What this task involves: Every line of the listing must be reproduced as it stands. Leave the images behind.

Lines of data:

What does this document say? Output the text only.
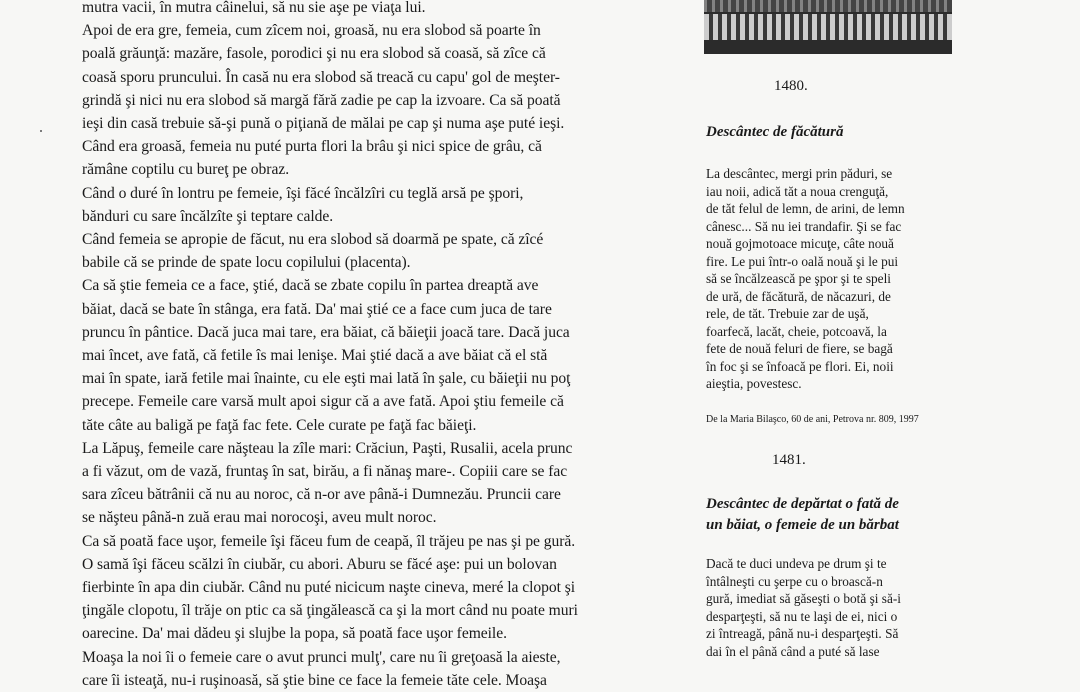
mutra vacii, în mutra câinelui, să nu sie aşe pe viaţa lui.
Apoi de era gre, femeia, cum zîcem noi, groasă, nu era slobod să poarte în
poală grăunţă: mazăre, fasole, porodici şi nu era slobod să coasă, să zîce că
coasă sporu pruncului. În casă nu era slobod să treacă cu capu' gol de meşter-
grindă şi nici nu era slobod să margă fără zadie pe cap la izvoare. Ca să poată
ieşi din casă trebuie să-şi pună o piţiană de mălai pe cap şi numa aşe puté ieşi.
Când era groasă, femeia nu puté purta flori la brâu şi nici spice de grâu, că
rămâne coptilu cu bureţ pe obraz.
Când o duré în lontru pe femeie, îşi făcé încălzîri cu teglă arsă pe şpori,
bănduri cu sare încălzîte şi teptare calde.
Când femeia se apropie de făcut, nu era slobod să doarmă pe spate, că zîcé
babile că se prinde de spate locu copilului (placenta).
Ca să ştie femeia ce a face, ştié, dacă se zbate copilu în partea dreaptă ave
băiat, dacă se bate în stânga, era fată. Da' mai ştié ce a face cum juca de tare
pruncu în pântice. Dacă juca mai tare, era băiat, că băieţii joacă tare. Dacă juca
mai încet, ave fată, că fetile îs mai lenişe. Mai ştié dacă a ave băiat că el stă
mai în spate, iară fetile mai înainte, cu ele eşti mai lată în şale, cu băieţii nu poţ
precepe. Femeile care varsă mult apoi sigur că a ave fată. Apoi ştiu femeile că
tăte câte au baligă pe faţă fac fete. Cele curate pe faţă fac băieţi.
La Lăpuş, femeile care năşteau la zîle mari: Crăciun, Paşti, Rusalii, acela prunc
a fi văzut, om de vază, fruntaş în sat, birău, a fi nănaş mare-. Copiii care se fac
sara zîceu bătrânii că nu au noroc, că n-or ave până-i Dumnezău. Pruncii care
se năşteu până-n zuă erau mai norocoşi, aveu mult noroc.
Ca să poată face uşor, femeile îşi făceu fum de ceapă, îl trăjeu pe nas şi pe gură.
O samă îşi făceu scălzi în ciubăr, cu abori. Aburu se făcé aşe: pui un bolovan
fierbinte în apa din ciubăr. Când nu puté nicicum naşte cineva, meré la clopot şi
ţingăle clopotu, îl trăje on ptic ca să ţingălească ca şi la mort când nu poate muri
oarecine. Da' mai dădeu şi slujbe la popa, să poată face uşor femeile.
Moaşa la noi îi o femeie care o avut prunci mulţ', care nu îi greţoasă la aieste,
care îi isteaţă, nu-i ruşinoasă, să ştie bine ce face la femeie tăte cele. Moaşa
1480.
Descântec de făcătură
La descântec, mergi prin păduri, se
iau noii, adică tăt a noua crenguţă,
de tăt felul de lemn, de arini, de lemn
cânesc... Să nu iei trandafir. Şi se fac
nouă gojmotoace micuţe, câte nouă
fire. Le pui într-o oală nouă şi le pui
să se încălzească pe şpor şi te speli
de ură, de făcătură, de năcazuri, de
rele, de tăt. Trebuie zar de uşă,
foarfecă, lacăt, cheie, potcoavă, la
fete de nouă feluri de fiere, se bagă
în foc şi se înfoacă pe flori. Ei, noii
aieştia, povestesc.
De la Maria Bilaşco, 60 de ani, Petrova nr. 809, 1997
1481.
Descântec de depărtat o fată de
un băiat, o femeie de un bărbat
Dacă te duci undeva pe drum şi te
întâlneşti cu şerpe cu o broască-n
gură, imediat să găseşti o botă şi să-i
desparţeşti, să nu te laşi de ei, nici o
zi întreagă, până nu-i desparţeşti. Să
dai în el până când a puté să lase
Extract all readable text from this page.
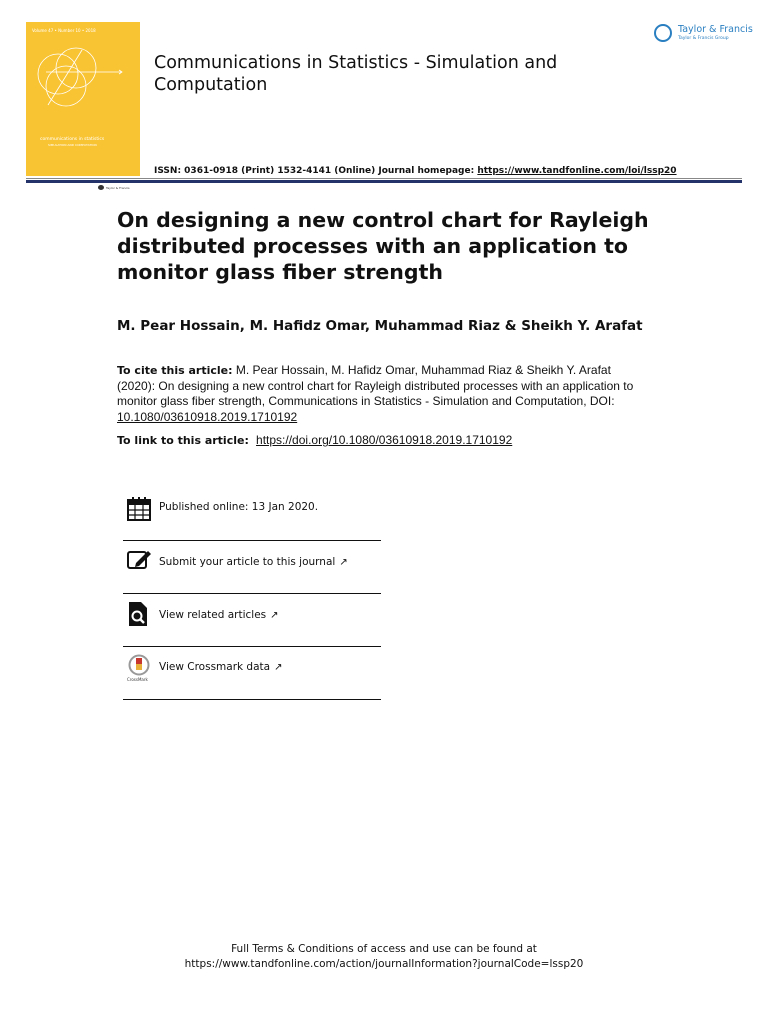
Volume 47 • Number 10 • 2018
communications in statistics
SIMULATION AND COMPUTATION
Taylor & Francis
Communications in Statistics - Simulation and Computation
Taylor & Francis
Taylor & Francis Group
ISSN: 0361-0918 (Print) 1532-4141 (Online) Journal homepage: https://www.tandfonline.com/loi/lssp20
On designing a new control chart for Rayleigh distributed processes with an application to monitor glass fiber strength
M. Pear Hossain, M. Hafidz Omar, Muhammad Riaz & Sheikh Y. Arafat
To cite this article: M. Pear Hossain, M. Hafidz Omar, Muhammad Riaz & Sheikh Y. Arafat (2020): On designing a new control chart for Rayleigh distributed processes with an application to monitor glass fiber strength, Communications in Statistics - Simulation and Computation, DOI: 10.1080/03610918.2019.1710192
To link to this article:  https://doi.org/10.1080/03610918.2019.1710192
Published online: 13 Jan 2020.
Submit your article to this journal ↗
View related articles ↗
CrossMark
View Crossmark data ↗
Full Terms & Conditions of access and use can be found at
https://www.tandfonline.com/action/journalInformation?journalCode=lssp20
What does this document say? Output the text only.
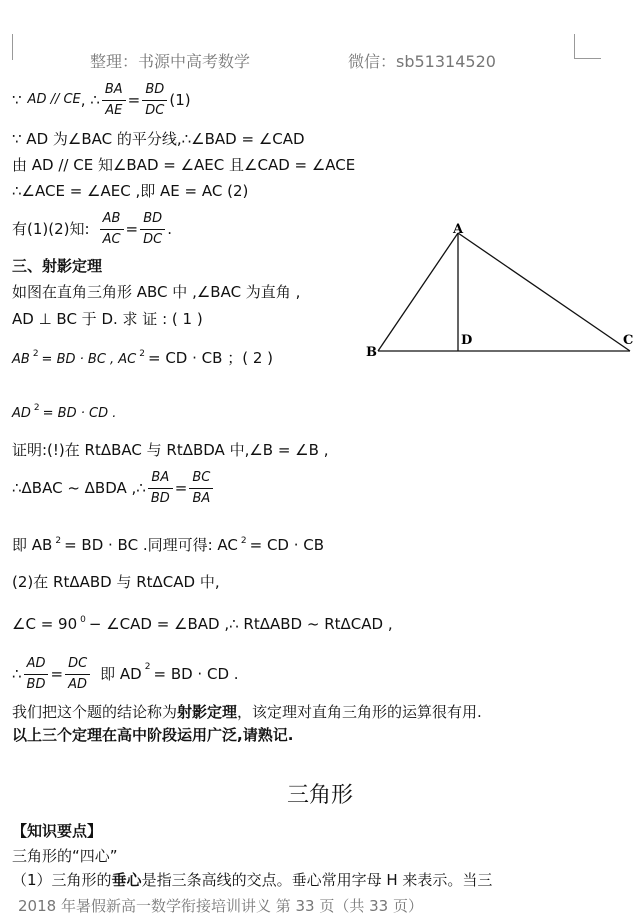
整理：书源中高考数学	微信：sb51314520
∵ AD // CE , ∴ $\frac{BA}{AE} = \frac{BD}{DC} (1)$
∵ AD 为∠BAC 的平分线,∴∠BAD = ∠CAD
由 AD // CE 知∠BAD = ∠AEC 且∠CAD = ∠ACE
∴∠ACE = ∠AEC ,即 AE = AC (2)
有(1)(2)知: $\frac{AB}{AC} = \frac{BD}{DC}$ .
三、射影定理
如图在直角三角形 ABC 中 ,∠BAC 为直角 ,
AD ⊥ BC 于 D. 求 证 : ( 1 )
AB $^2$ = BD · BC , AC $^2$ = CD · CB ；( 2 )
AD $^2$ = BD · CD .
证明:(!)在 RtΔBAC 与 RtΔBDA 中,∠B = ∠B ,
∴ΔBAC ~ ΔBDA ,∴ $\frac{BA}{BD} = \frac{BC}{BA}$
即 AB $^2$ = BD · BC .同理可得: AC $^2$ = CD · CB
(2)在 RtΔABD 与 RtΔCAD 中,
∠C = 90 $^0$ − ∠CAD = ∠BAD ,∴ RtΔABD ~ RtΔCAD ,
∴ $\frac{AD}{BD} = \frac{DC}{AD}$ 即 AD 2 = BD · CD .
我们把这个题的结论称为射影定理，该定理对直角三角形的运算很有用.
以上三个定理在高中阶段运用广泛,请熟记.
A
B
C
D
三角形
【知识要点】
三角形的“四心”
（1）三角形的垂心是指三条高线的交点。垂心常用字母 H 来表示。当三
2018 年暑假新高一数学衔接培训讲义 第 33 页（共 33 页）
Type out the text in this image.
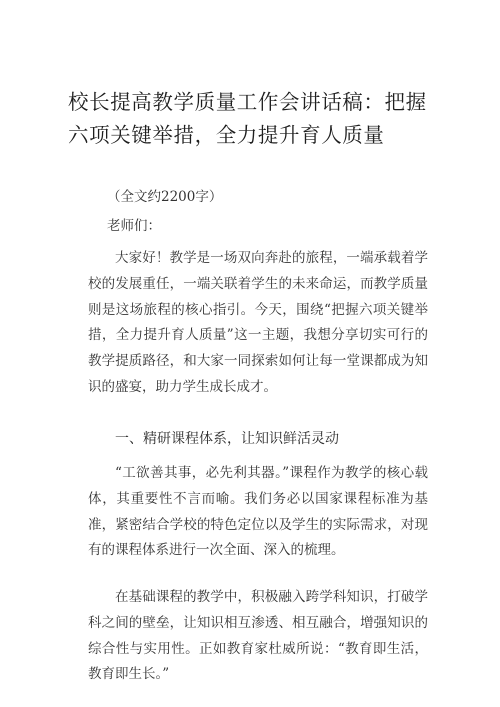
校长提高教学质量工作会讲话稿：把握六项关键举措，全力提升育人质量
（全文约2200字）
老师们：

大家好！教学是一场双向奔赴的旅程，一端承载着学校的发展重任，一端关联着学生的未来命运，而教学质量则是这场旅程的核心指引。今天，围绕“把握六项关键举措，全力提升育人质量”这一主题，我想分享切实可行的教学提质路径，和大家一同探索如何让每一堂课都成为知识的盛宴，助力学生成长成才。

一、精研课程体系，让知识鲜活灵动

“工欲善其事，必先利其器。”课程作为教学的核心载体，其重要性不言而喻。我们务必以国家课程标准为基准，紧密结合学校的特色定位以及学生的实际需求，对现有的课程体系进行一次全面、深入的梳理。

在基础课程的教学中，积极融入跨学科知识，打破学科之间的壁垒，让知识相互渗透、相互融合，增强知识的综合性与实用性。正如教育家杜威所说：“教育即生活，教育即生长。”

Answer below:
What does this document say? Output the text only.
mutra vacii, în mutra câinelui, să nu sie aşe pe viaţa lui.
Apoi de era gre, femeia, cum zîcem noi, groasă, nu era slobod să poarte în
poală grăunţă: mazăre, fasole, porodici şi nu era slobod să coasă, să zîce că
coasă sporu pruncului. În casă nu era slobod să treacă cu capu' gol de meşter-
grindă şi nici nu era slobod să margă fără zadie pe cap la izvoare. Ca să poată
ieşi din casă trebuie să-şi pună o piţiană de mălai pe cap şi numa aşe puté ieşi.
Când era groasă, femeia nu puté purta flori la brâu şi nici spice de grâu, că
rămâne coptilu cu bureţ pe obraz.
Când o duré în lontru pe femeie, îşi făcé încălzîri cu teglă arsă pe şpori,
bănduri cu sare încălzîte şi teptare calde.
Când femeia se apropie de făcut, nu era slobod să doarmă pe spate, că zîcé
babile că se prinde de spate locu copilului (placenta).
Ca să ştie femeia ce a face, ştié, dacă se zbate copilu în partea dreaptă ave
băiat, dacă se bate în stânga, era fată. Da' mai ştié ce a face cum juca de tare
pruncu în pântice. Dacă juca mai tare, era băiat, că băieţii joacă tare. Dacă juca
mai încet, ave fată, că fetile îs mai lenişe. Mai ştié dacă a ave băiat că el stă
mai în spate, iară fetile mai înainte, cu ele eşti mai lată în şale, cu băieţii nu poţ
precepe. Femeile care varsă mult apoi sigur că a ave fată. Apoi ştiu femeile că
tăte câte au baligă pe faţă fac fete. Cele curate pe faţă fac băieţi.
La Lăpuş, femeile care năşteau la zîle mari: Crăciun, Paşti, Rusalii, acela prunc
a fi văzut, om de vază, fruntaş în sat, birău, a fi nănaş mare-. Copiii care se fac
sara zîceu bătrânii că nu au noroc, că n-or ave până-i Dumnezău. Pruncii care
se năşteu până-n zuă erau mai norocoşi, aveu mult noroc.
Ca să poată face uşor, femeile îşi făceu fum de ceapă, îl trăjeu pe nas şi pe gură.
O samă îşi făceu scălzi în ciubăr, cu abori. Aburu se făcé aşe: pui un bolovan
fierbinte în apa din ciubăr. Când nu puté nicicum naşte cineva, meré la clopot şi
ţingăle clopotu, îl trăje on ptic ca să ţingălească ca şi la mort când nu poate muri
oarecine. Da' mai dădeu şi slujbe la popa, să poată face uşor femeile.
Moaşa la noi îi o femeie care o avut prunci mulţ', care nu îi greţoasă la aieste,
care îi isteaţă, nu-i ruşinoasă, să ştie bine ce face la femeie tăte cele. Moaşa
1480.
Descântec de făcătură
La descântec, mergi prin păduri, se
iau noii, adică tăt a noua crenguţă,
de tăt felul de lemn, de arini, de lemn
cânesc... Să nu iei trandafir. Şi se fac
nouă gojmotoace micuţe, câte nouă
fire. Le pui într-o oală nouă şi le pui
să se încălzească pe şpor şi te speli
de ură, de făcătură, de năcazuri, de
rele, de tăt. Trebuie zar de uşă,
foarfecă, lacăt, cheie, potcoavă, la
fete de nouă feluri de fiere, se bagă
în foc şi se înfoacă pe flori. Ei, noii
aieştia, povestesc.
De la Maria Bilaşco, 60 de ani, Petrova nr. 809, 1997
1481.
Descântec de depărtat o fată de
un băiat, o femeie de un bărbat
Dacă te duci undeva pe drum şi te
întâlneşti cu şerpe cu o broască-n
gură, imediat să găseşti o botă şi să-i
desparţeşti, să nu te laşi de ei, nici o
zi întreagă, până nu-i desparţeşti. Să
dai în el până când a puté să lase
Extract all readable text from this page.
Volume 47 • Number 10 • 2018
communications in statistics
SIMULATION AND COMPUTATION
Taylor & Francis
Communications in Statistics - Simulation and Computation
Taylor & Francis
Taylor & Francis Group
ISSN: 0361-0918 (Print) 1532-4141 (Online) Journal homepage: https://www.tandfonline.com/loi/lssp20
On designing a new control chart for Rayleigh distributed processes with an application to monitor glass fiber strength
M. Pear Hossain, M. Hafidz Omar, Muhammad Riaz & Sheikh Y. Arafat
To cite this article: M. Pear Hossain, M. Hafidz Omar, Muhammad Riaz & Sheikh Y. Arafat (2020): On designing a new control chart for Rayleigh distributed processes with an application to monitor glass fiber strength, Communications in Statistics - Simulation and Computation, DOI: 10.1080/03610918.2019.1710192
To link to this article:  https://doi.org/10.1080/03610918.2019.1710192
Published online: 13 Jan 2020.
Submit your article to this journal ↗
View related articles ↗
CrossMark
View Crossmark data ↗
Full Terms & Conditions of access and use can be found at
https://www.tandfonline.com/action/journalInformation?journalCode=lssp20
What does this document say? Output the text only.
整理：书源中高考数学	微信：sb51314520
∵ AD // CE , ∴ $\frac{BA}{AE} = \frac{BD}{DC} (1)$
∵ AD 为∠BAC 的平分线,∴∠BAD = ∠CAD
由 AD // CE 知∠BAD = ∠AEC 且∠CAD = ∠ACE
∴∠ACE = ∠AEC ,即 AE = AC (2)
有(1)(2)知: $\frac{AB}{AC} = \frac{BD}{DC}$ .
三、射影定理
如图在直角三角形 ABC 中 ,∠BAC 为直角 ,
AD ⊥ BC 于 D. 求 证 : ( 1 )
AB $^2$ = BD · BC , AC $^2$ = CD · CB ；( 2 )
AD $^2$ = BD · CD .
证明:(!)在 RtΔBAC 与 RtΔBDA 中,∠B = ∠B ,
∴ΔBAC ~ ΔBDA ,∴ $\frac{BA}{BD} = \frac{BC}{BA}$
即 AB $^2$ = BD · BC .同理可得: AC $^2$ = CD · CB
(2)在 RtΔABD 与 RtΔCAD 中,
∠C = 90 $^0$ − ∠CAD = ∠BAD ,∴ RtΔABD ~ RtΔCAD ,
∴ $\frac{AD}{BD} = \frac{DC}{AD}$ 即 AD 2 = BD · CD .
我们把这个题的结论称为射影定理，该定理对直角三角形的运算很有用.
以上三个定理在高中阶段运用广泛,请熟记.
A
B
C
D
三角形
【知识要点】
三角形的“四心”
（1）三角形的垂心是指三条高线的交点。垂心常用字母 H 来表示。当三
2018 年暑假新高一数学衔接培训讲义 第 33 页（共 33 页）
Type out the text in this image.
校长提高教学质量工作会讲话稿：把握六项关键举措，全力提升育人质量
（全文约2200字）
老师们：

大家好！教学是一场双向奔赴的旅程，一端承载着学校的发展重任，一端关联着学生的未来命运，而教学质量则是这场旅程的核心指引。今天，围绕“把握六项关键举措，全力提升育人质量”这一主题，我想分享切实可行的教学提质路径，和大家一同探索如何让每一堂课都成为知识的盛宴，助力学生成长成才。

一、精研课程体系，让知识鲜活灵动

“工欲善其事，必先利其器。”课程作为教学的核心载体，其重要性不言而喻。我们务必以国家课程标准为基准，紧密结合学校的特色定位以及学生的实际需求，对现有的课程体系进行一次全面、深入的梳理。

在基础课程的教学中，积极融入跨学科知识，打破学科之间的壁垒，让知识相互渗透、相互融合，增强知识的综合性与实用性。正如教育家杜威所说：“教育即生活，教育即生长。”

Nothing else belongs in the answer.